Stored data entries
§ §

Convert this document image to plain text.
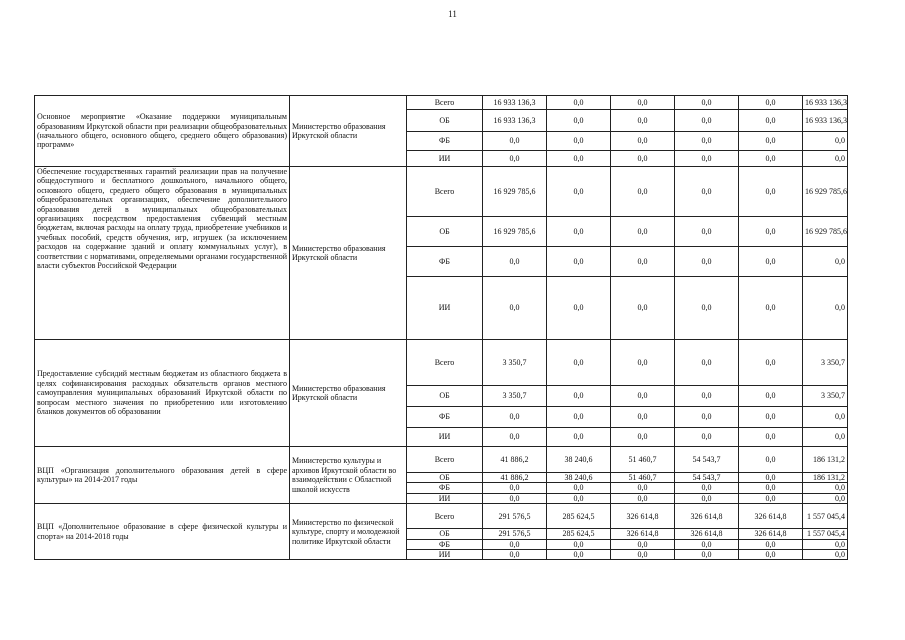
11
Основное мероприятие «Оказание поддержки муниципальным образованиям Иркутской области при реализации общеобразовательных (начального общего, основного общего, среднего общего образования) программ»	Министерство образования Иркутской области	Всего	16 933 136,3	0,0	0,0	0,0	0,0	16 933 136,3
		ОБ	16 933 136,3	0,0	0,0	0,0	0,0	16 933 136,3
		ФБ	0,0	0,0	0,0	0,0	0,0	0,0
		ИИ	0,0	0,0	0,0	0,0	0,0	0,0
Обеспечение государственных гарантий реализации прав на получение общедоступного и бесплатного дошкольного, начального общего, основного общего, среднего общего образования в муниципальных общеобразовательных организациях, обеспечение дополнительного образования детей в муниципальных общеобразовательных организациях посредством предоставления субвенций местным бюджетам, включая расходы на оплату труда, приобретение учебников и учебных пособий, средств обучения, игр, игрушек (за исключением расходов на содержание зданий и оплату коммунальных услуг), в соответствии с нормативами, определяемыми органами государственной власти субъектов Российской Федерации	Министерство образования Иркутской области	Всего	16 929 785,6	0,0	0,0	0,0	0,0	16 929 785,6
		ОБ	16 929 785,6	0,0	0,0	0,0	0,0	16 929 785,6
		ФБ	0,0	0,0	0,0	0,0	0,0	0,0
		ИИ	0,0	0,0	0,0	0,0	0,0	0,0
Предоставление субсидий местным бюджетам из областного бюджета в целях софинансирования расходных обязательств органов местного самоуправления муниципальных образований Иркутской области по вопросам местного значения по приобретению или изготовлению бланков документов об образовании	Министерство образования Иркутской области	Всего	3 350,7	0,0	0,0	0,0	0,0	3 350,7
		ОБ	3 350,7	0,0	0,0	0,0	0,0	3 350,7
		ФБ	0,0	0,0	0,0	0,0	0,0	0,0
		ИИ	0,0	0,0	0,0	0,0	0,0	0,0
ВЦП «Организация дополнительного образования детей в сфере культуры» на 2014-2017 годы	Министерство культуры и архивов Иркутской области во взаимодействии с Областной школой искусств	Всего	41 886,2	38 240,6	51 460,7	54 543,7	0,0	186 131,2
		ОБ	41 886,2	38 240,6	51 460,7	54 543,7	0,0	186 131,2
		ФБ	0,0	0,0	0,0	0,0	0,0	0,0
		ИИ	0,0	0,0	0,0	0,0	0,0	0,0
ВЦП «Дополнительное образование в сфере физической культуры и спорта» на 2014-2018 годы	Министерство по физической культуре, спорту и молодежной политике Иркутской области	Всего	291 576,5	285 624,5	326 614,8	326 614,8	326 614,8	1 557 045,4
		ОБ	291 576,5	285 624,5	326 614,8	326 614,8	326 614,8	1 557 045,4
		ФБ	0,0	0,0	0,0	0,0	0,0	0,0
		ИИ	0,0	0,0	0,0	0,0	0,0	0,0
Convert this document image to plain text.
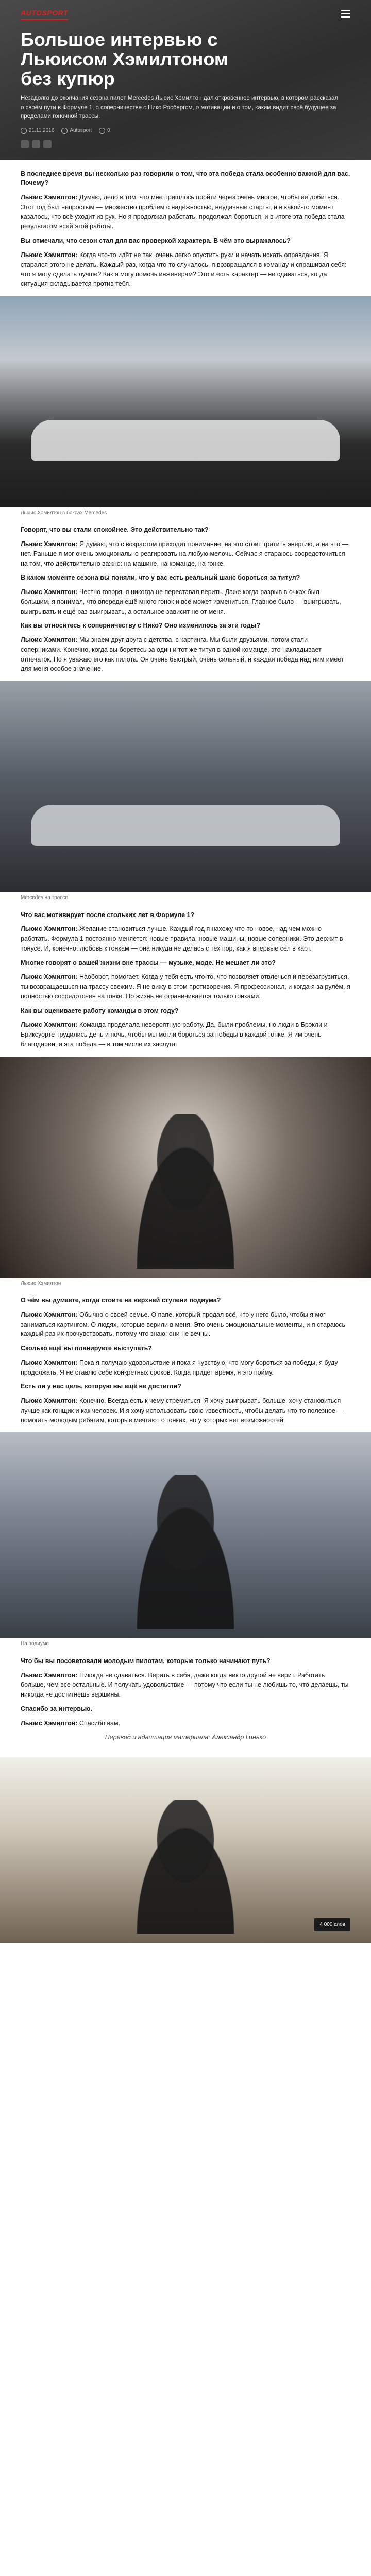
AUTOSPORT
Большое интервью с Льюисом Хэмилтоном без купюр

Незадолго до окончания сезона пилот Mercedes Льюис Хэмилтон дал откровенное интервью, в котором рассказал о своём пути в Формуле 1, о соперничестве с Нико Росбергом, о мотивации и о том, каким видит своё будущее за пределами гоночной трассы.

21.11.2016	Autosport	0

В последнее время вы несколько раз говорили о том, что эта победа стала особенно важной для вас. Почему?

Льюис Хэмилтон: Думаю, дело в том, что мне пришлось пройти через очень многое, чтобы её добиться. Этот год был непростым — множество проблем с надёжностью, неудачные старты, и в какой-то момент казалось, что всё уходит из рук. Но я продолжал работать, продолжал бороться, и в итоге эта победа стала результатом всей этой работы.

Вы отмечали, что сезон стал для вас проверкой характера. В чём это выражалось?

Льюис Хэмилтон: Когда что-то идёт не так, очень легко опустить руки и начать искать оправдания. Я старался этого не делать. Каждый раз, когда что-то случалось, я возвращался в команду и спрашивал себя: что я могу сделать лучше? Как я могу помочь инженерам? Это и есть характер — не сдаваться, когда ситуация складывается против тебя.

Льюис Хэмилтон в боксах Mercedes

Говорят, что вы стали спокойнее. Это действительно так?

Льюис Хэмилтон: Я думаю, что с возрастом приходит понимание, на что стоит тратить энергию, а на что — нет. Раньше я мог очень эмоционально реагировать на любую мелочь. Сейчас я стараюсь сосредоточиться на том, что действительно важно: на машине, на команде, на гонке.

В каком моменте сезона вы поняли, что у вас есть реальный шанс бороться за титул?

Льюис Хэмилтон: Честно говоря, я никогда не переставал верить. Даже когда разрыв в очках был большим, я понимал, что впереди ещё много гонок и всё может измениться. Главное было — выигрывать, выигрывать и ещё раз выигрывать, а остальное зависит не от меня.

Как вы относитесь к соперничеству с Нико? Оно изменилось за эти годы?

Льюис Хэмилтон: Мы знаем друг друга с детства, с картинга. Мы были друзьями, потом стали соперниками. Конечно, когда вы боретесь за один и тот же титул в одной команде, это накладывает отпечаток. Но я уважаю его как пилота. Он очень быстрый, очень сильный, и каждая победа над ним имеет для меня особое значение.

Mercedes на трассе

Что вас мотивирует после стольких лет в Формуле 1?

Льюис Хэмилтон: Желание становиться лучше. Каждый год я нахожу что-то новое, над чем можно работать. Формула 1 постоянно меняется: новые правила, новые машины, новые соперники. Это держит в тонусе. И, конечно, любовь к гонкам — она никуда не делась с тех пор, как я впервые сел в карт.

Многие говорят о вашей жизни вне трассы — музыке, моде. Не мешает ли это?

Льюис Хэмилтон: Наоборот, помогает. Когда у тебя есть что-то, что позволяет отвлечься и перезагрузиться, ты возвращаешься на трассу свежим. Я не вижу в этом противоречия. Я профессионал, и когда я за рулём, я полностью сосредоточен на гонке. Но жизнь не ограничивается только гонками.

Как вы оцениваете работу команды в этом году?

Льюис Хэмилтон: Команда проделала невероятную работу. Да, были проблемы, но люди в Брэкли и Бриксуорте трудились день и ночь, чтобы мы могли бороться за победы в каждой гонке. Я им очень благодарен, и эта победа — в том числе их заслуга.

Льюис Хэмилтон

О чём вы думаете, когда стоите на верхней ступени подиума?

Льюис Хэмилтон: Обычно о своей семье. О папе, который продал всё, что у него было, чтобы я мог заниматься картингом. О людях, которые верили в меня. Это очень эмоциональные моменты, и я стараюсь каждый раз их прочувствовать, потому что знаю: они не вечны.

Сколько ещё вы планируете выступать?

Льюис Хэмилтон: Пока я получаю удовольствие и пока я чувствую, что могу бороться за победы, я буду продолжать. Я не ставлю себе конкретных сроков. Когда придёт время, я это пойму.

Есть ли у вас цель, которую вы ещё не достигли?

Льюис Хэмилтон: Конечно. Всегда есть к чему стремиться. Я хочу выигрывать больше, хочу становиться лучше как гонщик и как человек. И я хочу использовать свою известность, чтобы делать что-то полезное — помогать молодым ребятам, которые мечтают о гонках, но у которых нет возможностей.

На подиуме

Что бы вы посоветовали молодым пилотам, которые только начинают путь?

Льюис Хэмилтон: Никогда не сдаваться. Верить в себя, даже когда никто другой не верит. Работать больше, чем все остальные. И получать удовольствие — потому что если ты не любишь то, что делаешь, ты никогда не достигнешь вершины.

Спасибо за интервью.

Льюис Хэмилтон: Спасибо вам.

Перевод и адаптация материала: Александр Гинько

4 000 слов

§ §

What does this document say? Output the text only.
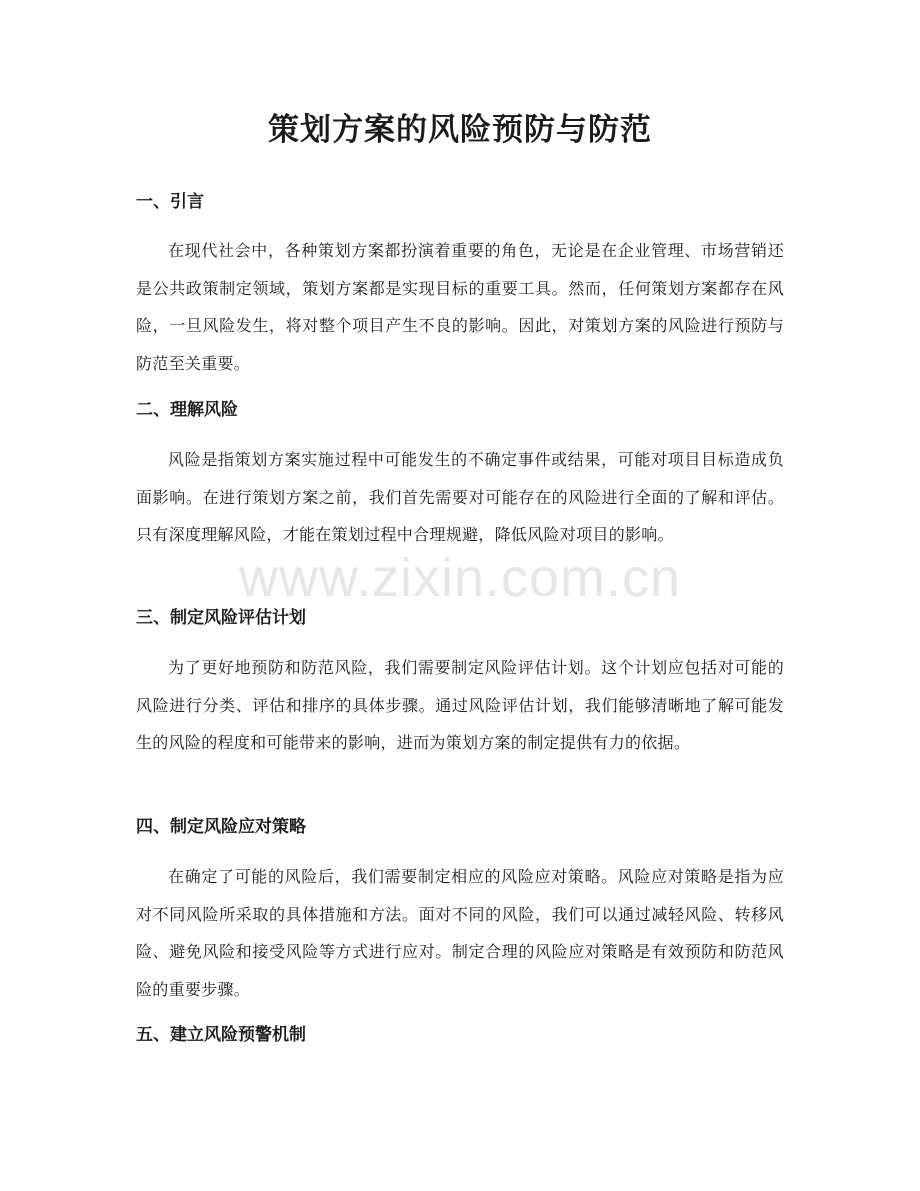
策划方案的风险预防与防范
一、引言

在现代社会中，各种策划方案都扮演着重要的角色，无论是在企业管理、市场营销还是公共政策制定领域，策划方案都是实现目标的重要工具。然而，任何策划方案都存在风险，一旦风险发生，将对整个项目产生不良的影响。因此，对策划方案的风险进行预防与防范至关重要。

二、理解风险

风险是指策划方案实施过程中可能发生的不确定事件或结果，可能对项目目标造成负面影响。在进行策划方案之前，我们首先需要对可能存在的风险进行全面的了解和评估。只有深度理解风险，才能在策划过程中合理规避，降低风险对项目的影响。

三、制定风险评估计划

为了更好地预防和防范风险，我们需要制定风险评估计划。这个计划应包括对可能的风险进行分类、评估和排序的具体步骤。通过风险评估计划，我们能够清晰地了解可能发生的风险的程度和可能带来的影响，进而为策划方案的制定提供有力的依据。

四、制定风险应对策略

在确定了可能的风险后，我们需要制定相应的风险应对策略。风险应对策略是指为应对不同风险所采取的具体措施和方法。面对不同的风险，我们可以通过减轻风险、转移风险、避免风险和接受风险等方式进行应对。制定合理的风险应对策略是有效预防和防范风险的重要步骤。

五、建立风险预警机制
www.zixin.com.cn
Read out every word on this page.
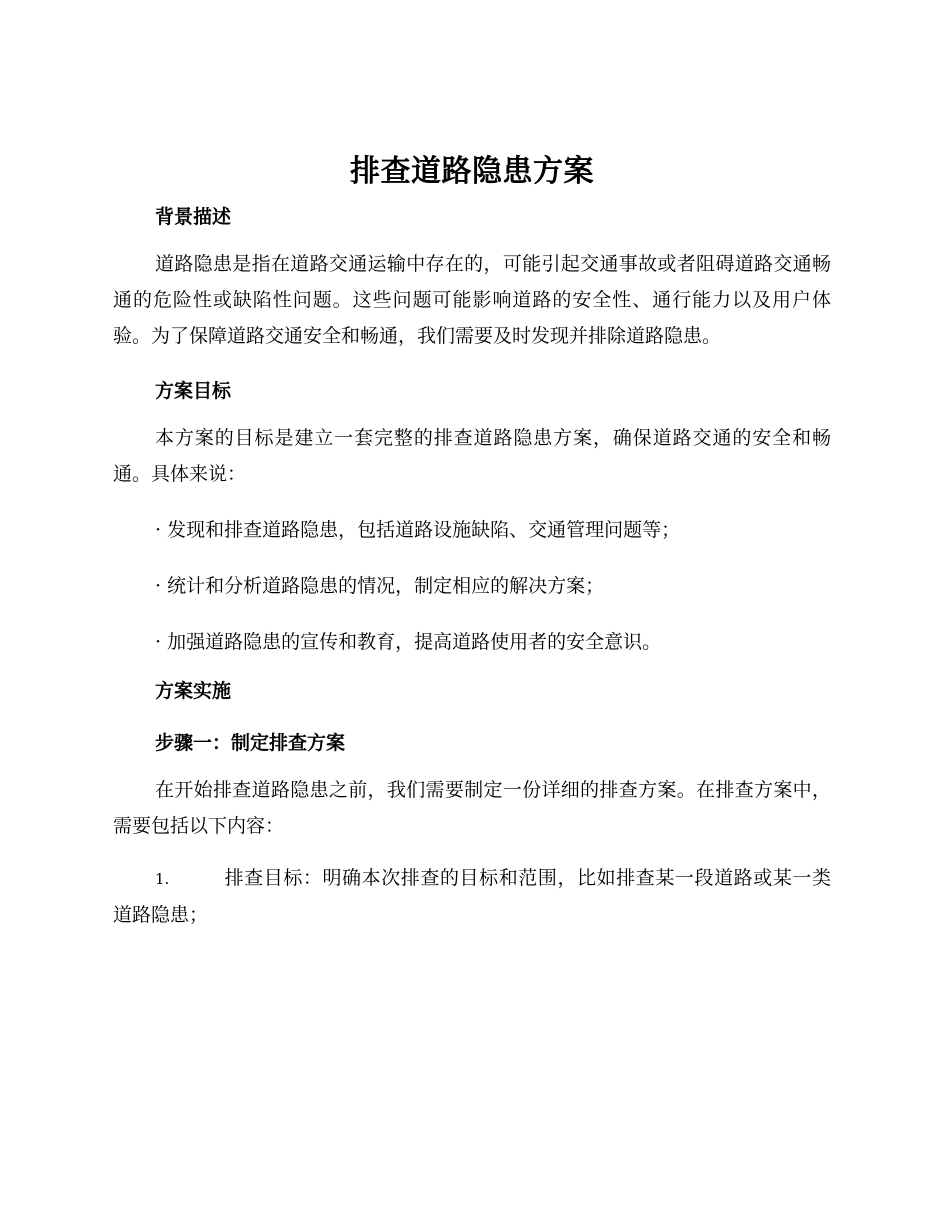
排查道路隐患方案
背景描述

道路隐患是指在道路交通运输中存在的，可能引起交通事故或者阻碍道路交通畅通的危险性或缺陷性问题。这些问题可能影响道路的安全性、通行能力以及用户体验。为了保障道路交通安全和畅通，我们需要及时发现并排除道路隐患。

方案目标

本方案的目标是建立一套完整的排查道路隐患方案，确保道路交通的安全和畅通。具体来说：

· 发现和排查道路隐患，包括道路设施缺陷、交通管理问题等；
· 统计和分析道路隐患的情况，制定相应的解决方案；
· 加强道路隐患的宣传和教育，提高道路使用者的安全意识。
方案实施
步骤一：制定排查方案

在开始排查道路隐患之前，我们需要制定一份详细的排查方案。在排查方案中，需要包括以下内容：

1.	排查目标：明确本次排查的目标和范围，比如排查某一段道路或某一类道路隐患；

§ §

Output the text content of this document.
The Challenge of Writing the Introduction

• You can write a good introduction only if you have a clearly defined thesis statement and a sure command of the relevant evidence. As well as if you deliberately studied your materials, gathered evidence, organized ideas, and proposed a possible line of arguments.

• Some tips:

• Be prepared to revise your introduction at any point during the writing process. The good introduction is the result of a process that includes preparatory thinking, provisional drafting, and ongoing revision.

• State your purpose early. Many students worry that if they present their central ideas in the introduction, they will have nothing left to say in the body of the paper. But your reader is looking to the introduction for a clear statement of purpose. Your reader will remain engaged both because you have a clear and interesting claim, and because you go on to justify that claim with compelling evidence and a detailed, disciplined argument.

§ §

Search the entries for the word "культуры" and copy every line that has it.

ВЦП «Организация дополнительного образования детей в сфере культуры» на 2014-2017 годы	Министерство культуры и архивов Иркутской области во взаимодействии с Областной школой искусств	Всего	41 886,2	38 240,6	51 460,7	54 543,7	0,0	186 131,2
ВЦП «Дополнительное образование в сфере физической культуры и спорта» на 2014-2018 годы	Министерство по физической культуре, спорту и молодежной политике Иркутской области	Всего	291 576,5	285 624,5	326 614,8	326 614,8	326 614,8	1 557 045,4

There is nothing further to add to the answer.